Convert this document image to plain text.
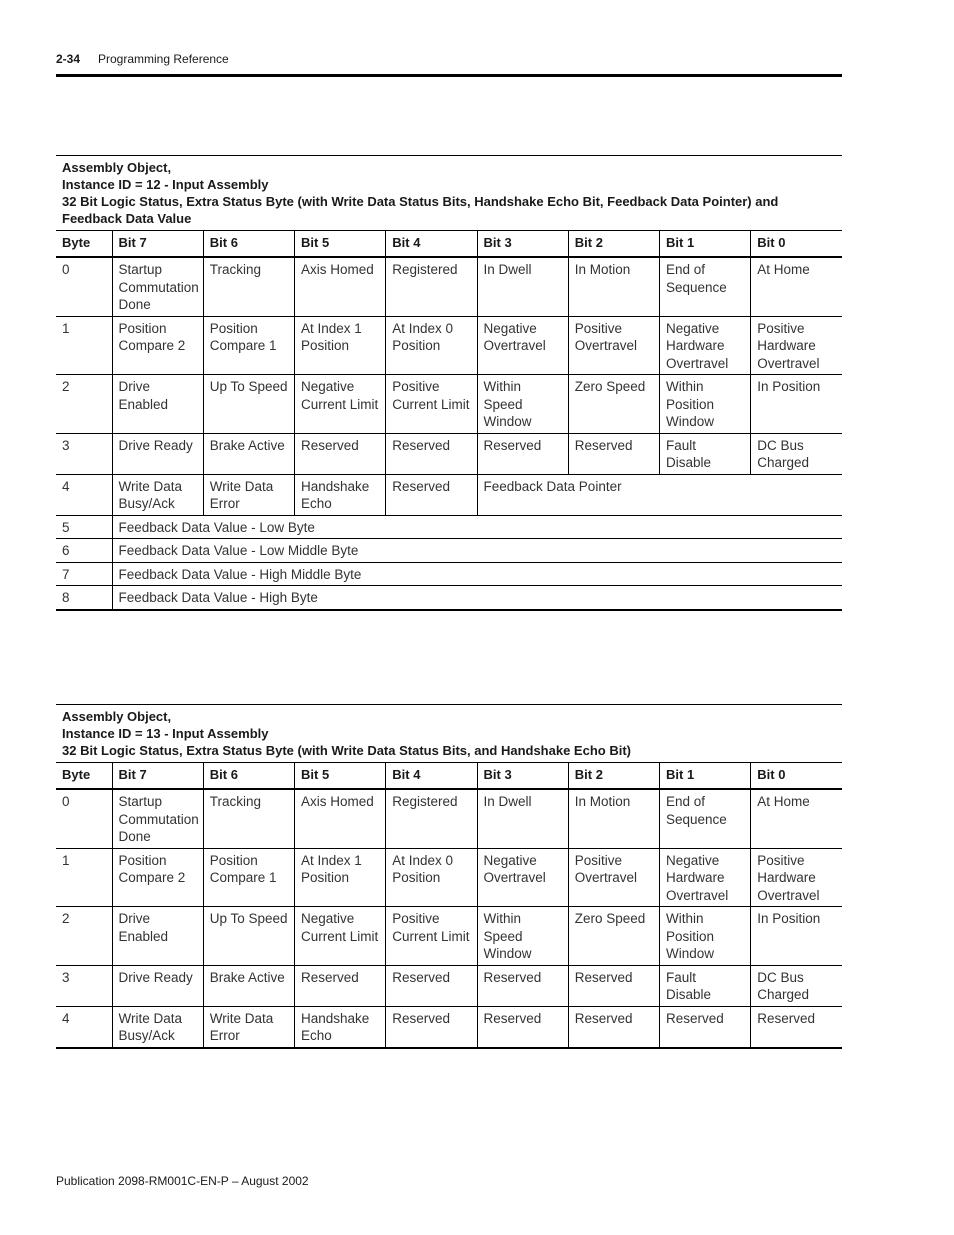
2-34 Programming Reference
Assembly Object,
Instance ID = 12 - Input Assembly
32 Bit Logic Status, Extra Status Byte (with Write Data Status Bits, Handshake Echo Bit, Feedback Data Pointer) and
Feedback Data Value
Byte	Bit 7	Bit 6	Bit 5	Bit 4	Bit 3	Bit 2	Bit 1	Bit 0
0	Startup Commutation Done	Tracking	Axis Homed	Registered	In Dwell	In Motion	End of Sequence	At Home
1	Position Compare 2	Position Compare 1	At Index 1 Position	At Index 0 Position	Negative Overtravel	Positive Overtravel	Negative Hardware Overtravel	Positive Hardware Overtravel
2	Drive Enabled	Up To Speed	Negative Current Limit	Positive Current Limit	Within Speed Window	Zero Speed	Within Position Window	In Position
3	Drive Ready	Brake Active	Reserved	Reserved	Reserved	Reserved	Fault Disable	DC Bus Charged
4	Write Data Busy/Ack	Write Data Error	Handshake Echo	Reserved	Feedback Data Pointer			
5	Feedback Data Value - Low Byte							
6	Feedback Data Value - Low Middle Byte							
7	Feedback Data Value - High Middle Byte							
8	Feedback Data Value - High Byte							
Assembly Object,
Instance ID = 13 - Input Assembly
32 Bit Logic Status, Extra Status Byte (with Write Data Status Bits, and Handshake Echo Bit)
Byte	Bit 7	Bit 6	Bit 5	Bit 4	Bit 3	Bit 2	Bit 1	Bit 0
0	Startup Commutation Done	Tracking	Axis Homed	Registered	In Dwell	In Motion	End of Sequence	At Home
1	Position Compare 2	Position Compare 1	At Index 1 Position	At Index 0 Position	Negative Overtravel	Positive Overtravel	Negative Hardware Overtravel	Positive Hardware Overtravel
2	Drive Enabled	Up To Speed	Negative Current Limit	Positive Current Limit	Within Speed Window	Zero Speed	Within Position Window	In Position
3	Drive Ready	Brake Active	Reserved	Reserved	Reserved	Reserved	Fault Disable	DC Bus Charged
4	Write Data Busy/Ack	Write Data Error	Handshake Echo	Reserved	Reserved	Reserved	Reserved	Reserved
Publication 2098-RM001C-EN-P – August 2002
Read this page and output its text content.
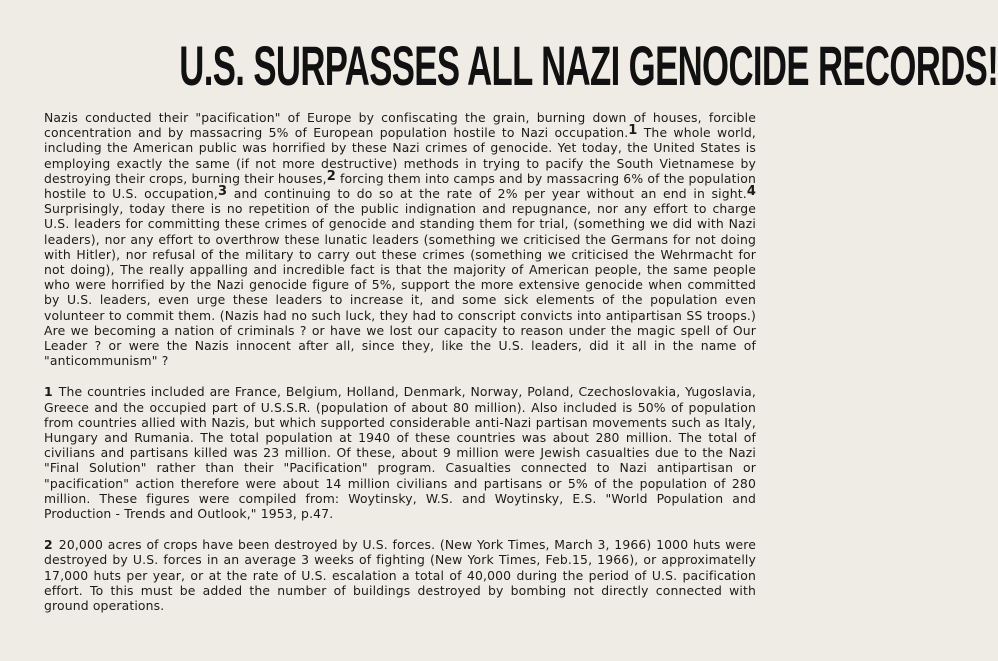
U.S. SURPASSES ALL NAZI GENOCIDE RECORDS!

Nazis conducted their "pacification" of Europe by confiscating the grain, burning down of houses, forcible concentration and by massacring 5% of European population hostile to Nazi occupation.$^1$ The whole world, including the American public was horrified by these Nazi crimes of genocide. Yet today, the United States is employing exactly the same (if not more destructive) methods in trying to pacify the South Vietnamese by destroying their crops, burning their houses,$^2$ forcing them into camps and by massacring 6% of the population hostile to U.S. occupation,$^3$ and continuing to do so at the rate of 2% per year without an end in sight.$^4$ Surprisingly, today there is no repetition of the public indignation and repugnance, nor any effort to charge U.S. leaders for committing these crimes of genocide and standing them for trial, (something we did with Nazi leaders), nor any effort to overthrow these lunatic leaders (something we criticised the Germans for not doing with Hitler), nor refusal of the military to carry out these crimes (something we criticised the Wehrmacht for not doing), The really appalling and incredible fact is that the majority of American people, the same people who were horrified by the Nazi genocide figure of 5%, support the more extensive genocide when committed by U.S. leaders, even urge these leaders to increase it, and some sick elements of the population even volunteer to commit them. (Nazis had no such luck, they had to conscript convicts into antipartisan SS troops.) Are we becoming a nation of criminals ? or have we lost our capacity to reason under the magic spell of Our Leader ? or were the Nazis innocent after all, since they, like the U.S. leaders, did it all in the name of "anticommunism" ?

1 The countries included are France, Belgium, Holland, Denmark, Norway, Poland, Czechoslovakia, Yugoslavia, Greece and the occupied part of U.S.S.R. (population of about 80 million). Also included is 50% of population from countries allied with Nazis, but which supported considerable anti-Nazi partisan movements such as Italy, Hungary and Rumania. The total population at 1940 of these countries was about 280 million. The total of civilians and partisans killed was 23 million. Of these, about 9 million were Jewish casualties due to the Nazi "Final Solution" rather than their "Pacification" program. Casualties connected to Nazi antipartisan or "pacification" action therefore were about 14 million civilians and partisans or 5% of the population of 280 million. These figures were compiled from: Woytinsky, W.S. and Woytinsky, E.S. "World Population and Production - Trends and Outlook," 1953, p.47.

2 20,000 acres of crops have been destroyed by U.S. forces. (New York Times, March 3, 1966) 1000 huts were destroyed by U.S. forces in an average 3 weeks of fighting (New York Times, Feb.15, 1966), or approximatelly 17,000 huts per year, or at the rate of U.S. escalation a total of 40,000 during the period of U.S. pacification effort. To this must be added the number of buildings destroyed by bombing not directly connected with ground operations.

--

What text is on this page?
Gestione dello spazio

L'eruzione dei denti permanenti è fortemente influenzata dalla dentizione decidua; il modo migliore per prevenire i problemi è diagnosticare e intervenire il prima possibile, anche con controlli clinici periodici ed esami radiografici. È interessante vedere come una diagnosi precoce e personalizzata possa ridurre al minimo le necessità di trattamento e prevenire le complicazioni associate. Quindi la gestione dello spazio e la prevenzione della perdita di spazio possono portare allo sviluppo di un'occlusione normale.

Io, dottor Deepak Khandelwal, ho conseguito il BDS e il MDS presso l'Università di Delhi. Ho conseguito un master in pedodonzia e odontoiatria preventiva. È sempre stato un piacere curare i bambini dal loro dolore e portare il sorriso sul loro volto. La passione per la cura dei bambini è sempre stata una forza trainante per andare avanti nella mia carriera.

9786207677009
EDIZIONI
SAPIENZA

_WHAT TO DO_: Count how many lines above contain the word "total". Reply with the number alone.

_OUTPUT_: 2